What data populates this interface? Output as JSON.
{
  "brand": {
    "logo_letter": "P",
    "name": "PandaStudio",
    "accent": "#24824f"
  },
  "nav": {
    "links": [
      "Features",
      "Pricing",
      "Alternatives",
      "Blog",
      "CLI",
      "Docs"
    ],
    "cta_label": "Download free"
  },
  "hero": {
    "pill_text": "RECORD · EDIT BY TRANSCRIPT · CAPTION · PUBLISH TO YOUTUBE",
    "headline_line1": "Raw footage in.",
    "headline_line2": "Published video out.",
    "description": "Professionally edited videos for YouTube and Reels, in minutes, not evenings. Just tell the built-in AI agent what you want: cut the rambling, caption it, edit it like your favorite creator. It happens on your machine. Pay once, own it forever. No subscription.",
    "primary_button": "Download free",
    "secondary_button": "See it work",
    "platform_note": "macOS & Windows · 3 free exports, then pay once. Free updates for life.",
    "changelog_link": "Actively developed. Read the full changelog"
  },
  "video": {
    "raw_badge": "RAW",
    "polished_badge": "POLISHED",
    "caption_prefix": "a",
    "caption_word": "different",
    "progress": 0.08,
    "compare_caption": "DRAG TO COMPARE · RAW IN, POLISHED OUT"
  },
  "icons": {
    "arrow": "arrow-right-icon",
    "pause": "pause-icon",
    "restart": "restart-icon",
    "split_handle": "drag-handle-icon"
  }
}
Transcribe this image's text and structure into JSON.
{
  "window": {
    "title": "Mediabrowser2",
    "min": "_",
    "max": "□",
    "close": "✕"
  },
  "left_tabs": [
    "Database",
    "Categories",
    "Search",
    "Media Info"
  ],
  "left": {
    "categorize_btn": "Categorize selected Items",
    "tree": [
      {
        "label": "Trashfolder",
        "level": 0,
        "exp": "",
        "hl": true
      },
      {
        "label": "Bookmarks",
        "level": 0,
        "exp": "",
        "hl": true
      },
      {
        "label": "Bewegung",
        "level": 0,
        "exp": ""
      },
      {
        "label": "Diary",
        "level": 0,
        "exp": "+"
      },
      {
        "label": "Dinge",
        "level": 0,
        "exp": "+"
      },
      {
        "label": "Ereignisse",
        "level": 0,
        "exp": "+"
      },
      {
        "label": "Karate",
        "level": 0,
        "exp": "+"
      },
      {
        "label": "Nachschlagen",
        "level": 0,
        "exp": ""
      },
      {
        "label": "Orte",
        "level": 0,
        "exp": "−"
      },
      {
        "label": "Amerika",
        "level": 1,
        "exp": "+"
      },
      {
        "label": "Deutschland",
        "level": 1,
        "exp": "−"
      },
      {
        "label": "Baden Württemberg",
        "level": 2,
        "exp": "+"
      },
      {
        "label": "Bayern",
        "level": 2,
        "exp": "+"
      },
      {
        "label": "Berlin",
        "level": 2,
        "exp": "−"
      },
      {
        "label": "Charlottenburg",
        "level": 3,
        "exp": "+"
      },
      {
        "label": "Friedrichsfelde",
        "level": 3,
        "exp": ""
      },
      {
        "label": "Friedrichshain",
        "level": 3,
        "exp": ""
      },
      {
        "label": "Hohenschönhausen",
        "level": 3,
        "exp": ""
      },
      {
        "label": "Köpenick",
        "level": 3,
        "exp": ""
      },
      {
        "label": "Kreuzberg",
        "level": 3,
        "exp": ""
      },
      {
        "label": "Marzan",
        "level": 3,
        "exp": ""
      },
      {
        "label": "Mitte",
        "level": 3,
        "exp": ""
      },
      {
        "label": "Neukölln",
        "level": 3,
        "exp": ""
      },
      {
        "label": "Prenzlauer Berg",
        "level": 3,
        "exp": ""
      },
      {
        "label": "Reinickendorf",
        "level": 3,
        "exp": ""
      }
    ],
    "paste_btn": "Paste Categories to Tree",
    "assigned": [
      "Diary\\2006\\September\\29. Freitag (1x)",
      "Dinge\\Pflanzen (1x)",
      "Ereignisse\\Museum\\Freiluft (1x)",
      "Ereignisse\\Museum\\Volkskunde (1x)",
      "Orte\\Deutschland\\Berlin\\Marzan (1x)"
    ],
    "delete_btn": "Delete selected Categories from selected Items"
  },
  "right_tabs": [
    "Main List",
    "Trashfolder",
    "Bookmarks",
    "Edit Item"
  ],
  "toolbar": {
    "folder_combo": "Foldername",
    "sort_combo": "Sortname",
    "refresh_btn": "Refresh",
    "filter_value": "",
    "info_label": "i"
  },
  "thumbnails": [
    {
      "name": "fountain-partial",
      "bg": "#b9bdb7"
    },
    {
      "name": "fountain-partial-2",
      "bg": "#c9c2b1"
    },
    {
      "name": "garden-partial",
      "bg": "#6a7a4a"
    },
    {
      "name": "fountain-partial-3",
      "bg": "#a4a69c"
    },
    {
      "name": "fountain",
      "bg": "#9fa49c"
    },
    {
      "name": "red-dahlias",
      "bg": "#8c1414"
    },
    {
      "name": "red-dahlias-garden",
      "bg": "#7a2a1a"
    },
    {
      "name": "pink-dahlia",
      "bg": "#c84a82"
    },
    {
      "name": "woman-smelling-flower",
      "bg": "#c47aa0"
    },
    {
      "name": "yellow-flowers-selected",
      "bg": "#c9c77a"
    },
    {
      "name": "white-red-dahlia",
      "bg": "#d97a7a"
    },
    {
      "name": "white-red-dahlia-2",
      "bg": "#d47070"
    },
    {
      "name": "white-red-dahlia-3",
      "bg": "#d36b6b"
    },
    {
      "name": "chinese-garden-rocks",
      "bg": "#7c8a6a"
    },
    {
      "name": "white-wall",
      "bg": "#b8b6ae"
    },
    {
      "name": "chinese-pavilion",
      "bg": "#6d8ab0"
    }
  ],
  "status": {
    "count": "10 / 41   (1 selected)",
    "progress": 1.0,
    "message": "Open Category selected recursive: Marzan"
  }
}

SET EXERCISE ::
From the data above, copy each line that has the string "Items".

SOLUTION TO THIS EXERCISE ::
    "categorize_btn": "Categorize selected Items",
    "delete_btn": "Delete selected Categories from selected Items"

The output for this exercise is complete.